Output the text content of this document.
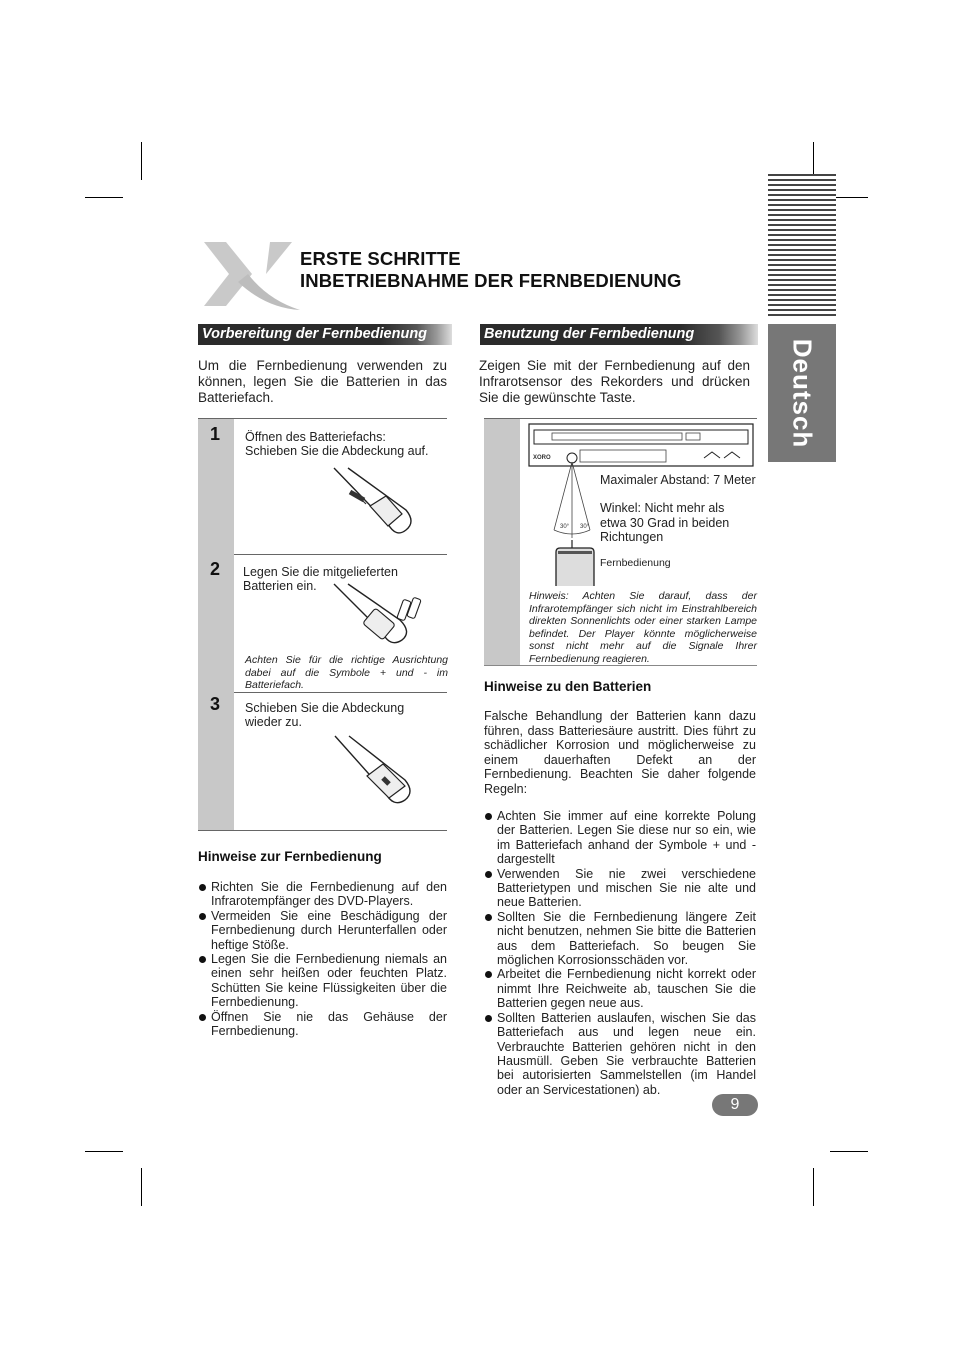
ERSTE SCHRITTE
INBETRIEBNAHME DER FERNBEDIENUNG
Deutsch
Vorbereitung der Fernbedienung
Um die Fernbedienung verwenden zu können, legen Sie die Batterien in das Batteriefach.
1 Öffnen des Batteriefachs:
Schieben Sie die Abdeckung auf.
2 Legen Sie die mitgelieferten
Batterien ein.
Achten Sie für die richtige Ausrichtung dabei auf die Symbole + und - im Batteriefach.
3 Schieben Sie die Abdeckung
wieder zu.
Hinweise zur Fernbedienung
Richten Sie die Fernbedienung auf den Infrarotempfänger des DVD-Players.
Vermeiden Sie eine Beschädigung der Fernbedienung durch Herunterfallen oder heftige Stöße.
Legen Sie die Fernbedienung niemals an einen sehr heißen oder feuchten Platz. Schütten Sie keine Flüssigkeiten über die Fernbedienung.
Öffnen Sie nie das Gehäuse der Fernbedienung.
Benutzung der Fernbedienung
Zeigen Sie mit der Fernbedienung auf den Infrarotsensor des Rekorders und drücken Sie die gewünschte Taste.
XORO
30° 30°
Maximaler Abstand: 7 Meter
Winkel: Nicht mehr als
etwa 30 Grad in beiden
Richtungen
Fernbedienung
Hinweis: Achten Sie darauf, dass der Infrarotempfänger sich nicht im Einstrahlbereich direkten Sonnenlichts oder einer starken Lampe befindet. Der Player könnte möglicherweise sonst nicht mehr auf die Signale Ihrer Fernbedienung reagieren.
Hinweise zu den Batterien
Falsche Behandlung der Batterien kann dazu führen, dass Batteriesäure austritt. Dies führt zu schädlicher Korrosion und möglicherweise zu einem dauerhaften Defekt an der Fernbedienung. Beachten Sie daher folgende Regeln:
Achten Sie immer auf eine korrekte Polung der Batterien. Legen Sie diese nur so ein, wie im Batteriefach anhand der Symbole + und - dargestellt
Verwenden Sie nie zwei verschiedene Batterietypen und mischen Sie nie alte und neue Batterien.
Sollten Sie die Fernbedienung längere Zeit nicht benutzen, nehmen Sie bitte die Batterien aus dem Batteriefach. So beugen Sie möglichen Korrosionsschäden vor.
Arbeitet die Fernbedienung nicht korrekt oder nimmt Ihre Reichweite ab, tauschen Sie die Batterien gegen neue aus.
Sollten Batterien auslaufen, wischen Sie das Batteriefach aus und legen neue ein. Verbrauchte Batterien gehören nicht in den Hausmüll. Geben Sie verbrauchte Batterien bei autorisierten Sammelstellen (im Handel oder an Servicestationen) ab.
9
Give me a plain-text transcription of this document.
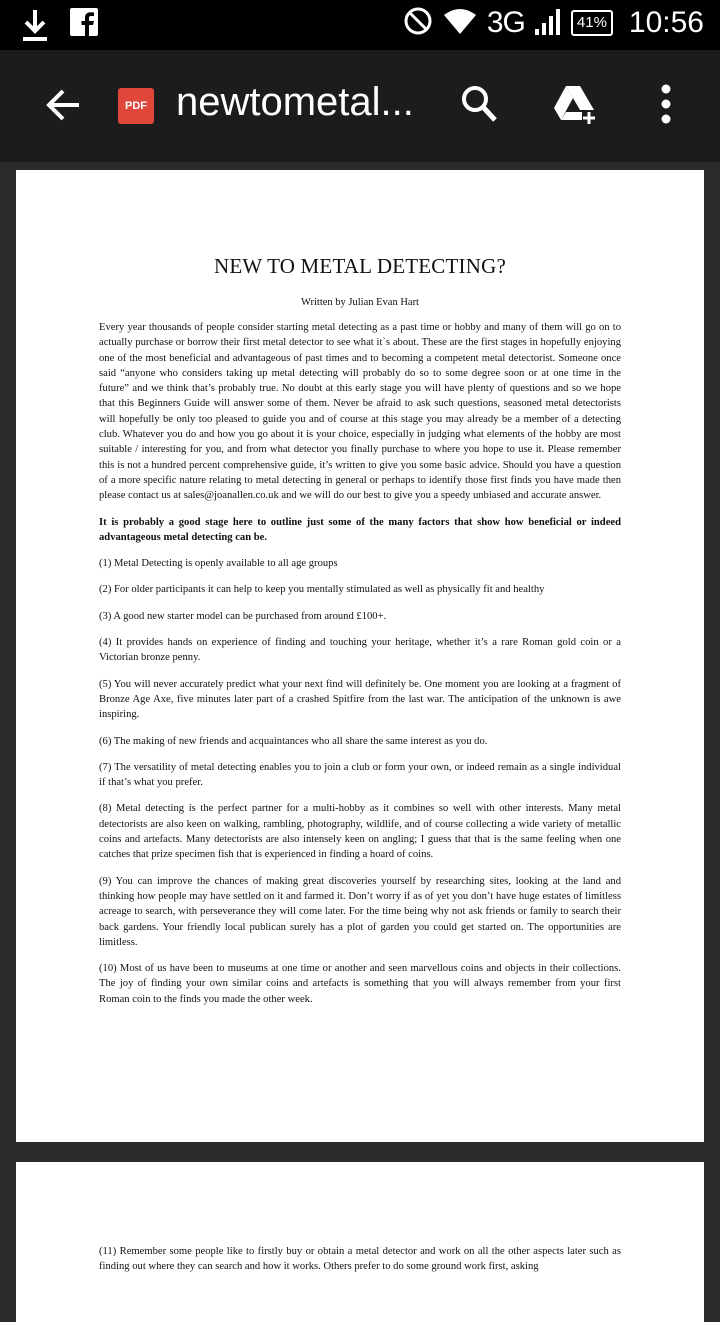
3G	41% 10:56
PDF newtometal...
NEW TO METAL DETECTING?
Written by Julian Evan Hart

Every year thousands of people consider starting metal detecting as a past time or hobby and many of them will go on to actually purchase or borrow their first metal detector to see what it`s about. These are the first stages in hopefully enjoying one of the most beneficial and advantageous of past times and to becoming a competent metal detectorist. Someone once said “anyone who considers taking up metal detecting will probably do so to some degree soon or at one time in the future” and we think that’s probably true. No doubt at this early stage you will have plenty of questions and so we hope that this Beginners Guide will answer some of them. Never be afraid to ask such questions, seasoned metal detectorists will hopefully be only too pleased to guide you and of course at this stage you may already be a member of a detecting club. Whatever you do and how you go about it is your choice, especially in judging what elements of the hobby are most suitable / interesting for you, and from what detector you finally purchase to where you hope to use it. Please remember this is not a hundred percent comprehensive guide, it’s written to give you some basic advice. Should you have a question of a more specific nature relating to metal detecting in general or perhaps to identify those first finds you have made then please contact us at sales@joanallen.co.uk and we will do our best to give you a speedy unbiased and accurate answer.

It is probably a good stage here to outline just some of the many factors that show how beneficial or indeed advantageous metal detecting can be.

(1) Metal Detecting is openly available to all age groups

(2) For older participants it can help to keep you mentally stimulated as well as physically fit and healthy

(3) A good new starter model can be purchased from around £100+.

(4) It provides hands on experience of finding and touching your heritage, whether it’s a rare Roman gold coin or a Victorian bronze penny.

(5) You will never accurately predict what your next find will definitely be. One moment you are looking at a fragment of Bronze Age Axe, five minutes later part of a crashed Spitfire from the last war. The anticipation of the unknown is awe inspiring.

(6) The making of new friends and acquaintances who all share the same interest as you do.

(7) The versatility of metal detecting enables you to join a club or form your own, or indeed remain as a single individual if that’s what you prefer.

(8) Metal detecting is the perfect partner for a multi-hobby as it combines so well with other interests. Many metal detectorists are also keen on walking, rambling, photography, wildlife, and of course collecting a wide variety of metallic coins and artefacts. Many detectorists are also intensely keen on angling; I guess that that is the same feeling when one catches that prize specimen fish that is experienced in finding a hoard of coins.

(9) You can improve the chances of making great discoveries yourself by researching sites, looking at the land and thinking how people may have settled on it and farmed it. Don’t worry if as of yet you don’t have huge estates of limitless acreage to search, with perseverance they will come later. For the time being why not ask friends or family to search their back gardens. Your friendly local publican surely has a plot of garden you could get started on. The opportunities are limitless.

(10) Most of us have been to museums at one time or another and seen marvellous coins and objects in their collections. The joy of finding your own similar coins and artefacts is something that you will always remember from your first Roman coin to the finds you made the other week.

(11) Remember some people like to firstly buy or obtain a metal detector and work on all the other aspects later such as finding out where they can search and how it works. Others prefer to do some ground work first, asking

****************

## EXERCISE
Isolate the lines that hold the word "Sollten" and copy all of them.

## COMPLETE OUTPUT
Sollten Sie die Fernbedienung längere Zeit nicht benutzen, nehmen Sie bitte die Batterien aus dem Batteriefach. So beugen Sie möglichen Korrosionsschäden vor.
Sollten Batterien auslaufen, wischen Sie das Batteriefach aus und legen neue ein. Verbrauchte Batterien gehören nicht in den Hausmüll. Geben Sie verbrauchte Batterien bei autorisierten Sammelstellen (im Handel oder an Servicestationen) ab.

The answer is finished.